(A block of data)
::::::

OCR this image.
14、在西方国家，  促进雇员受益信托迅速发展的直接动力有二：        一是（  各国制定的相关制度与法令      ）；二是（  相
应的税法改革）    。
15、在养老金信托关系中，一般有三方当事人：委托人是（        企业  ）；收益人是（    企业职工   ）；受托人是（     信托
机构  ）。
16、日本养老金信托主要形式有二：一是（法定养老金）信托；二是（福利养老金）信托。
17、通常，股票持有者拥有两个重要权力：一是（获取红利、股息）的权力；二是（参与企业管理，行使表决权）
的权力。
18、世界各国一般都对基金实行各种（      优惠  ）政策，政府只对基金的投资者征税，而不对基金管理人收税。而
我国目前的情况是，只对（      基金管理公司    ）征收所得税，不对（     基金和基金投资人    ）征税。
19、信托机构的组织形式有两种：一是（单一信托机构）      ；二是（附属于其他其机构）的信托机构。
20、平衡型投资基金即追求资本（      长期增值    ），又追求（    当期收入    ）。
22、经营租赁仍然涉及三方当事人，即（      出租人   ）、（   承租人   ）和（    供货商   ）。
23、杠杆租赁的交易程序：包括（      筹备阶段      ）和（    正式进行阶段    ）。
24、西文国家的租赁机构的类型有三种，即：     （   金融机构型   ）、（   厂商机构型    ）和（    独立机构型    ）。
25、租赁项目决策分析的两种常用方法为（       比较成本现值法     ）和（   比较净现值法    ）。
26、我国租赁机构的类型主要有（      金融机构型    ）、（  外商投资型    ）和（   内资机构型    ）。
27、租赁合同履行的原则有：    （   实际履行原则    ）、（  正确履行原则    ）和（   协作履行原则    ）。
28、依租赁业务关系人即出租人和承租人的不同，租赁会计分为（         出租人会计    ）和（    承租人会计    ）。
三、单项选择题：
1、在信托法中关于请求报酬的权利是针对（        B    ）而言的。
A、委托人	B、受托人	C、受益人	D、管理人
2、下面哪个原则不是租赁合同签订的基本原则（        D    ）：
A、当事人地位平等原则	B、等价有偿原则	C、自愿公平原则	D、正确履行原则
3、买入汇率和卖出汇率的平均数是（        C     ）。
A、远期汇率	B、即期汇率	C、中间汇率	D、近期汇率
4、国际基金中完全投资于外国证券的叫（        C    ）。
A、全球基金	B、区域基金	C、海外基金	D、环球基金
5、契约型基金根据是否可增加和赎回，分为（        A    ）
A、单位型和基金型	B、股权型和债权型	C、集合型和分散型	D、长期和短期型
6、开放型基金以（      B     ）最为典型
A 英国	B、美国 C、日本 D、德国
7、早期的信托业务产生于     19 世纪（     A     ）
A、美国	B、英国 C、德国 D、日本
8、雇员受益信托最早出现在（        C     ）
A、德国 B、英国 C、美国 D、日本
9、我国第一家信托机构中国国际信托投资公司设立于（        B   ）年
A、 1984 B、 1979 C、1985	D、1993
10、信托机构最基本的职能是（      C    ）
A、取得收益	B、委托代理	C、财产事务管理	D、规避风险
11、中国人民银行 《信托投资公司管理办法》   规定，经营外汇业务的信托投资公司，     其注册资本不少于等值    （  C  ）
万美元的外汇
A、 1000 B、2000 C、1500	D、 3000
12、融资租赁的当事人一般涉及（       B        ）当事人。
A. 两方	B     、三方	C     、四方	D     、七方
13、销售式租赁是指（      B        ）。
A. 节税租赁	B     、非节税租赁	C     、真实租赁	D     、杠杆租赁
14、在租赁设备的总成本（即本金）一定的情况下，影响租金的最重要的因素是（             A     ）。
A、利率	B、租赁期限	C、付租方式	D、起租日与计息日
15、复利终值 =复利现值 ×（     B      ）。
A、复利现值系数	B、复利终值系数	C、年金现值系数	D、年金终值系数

::::::

§ Requirement:
From the listing above, collect every line that mentions the word "金融机构型".

§ Reply to the exercise:
24、西文国家的租赁机构的类型有三种，即：     （   金融机构型   ）、（   厂商机构型    ）和（    独立机构型    ）。
26、我国租赁机构的类型主要有（      金融机构型    ）、（  外商投资型    ）和（   内资机构型    ）。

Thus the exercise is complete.